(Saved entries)
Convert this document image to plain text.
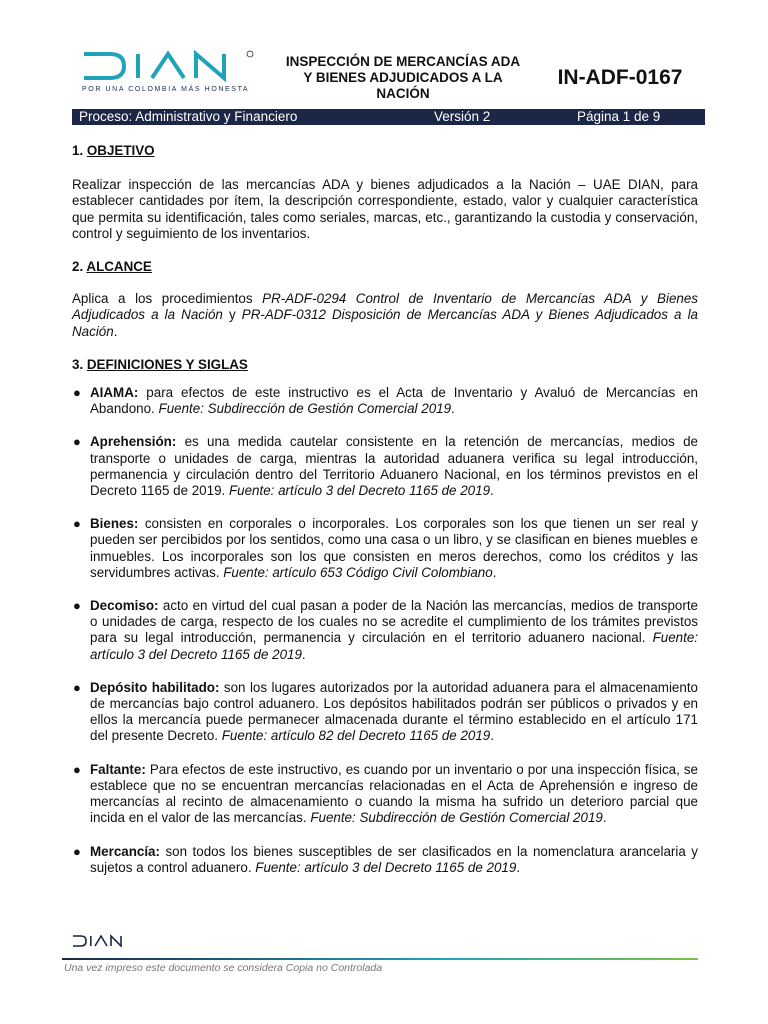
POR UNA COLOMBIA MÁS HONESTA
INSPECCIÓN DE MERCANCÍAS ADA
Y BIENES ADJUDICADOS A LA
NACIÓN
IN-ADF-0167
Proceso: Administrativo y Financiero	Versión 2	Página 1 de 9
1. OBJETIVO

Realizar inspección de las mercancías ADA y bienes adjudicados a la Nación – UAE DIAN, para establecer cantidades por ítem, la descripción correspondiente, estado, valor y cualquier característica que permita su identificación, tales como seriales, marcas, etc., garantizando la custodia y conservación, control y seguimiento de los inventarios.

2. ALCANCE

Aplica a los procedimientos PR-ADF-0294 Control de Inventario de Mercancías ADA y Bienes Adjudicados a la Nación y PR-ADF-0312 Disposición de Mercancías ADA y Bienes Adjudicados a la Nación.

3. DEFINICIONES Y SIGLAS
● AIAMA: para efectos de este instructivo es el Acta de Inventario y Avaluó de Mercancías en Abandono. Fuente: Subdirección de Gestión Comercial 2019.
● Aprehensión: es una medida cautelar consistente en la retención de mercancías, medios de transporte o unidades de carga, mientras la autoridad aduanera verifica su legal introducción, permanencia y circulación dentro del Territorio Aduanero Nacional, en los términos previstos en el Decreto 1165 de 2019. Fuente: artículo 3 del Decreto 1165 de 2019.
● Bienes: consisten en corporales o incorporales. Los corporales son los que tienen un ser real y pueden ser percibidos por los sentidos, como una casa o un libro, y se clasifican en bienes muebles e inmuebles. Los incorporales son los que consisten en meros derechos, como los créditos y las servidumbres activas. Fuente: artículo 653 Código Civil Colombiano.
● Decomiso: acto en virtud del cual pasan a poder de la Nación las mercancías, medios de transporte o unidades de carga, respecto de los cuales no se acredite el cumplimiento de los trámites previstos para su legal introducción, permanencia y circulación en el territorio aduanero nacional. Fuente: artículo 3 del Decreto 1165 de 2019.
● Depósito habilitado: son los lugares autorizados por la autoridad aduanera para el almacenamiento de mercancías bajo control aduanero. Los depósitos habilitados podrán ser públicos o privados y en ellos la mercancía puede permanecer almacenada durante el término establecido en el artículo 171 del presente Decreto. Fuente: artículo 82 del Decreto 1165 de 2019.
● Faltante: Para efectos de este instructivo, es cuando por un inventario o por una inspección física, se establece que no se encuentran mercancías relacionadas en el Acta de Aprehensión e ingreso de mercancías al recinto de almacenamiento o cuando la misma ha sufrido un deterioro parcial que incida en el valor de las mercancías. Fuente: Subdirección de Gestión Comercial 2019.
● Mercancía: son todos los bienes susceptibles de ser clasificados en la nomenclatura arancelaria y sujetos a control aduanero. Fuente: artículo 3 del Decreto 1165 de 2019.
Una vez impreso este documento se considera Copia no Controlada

Instructions for the task
Give the entries again without a single change, but with no pictures.

Solution to this exercise
Convert this document image to plain text.
POR UNA COLOMBIA MÁS HONESTA
INSPECCIÓN DE MERCANCÍAS ADA
Y BIENES ADJUDICADOS A LA
NACIÓN
IN-ADF-0167
Proceso: Administrativo y Financiero	Versión 2	Página 1 de 9
1. OBJETIVO

Realizar inspección de las mercancías ADA y bienes adjudicados a la Nación – UAE DIAN, para establecer cantidades por ítem, la descripción correspondiente, estado, valor y cualquier característica que permita su identificación, tales como seriales, marcas, etc., garantizando la custodia y conservación, control y seguimiento de los inventarios.

2. ALCANCE

Aplica a los procedimientos PR-ADF-0294 Control de Inventario de Mercancías ADA y Bienes Adjudicados a la Nación y PR-ADF-0312 Disposición de Mercancías ADA y Bienes Adjudicados a la Nación.

3. DEFINICIONES Y SIGLAS
● AIAMA: para efectos de este instructivo es el Acta de Inventario y Avaluó de Mercancías en Abandono. Fuente: Subdirección de Gestión Comercial 2019.
● Aprehensión: es una medida cautelar consistente en la retención de mercancías, medios de transporte o unidades de carga, mientras la autoridad aduanera verifica su legal introducción, permanencia y circulación dentro del Territorio Aduanero Nacional, en los términos previstos en el Decreto 1165 de 2019. Fuente: artículo 3 del Decreto 1165 de 2019.
● Bienes: consisten en corporales o incorporales. Los corporales son los que tienen un ser real y pueden ser percibidos por los sentidos, como una casa o un libro, y se clasifican en bienes muebles e inmuebles. Los incorporales son los que consisten en meros derechos, como los créditos y las servidumbres activas. Fuente: artículo 653 Código Civil Colombiano.
● Decomiso: acto en virtud del cual pasan a poder de la Nación las mercancías, medios de transporte o unidades de carga, respecto de los cuales no se acredite el cumplimiento de los trámites previstos para su legal introducción, permanencia y circulación en el territorio aduanero nacional. Fuente: artículo 3 del Decreto 1165 de 2019.
● Depósito habilitado: son los lugares autorizados por la autoridad aduanera para el almacenamiento de mercancías bajo control aduanero. Los depósitos habilitados podrán ser públicos o privados y en ellos la mercancía puede permanecer almacenada durante el término establecido en el artículo 171 del presente Decreto. Fuente: artículo 82 del Decreto 1165 de 2019.
● Faltante: Para efectos de este instructivo, es cuando por un inventario o por una inspección física, se establece que no se encuentran mercancías relacionadas en el Acta de Aprehensión e ingreso de mercancías al recinto de almacenamiento o cuando la misma ha sufrido un deterioro parcial que incida en el valor de las mercancías. Fuente: Subdirección de Gestión Comercial 2019.
● Mercancía: son todos los bienes susceptibles de ser clasificados en la nomenclatura arancelaria y sujetos a control aduanero. Fuente: artículo 3 del Decreto 1165 de 2019.
Una vez impreso este documento se considera Copia no Controlada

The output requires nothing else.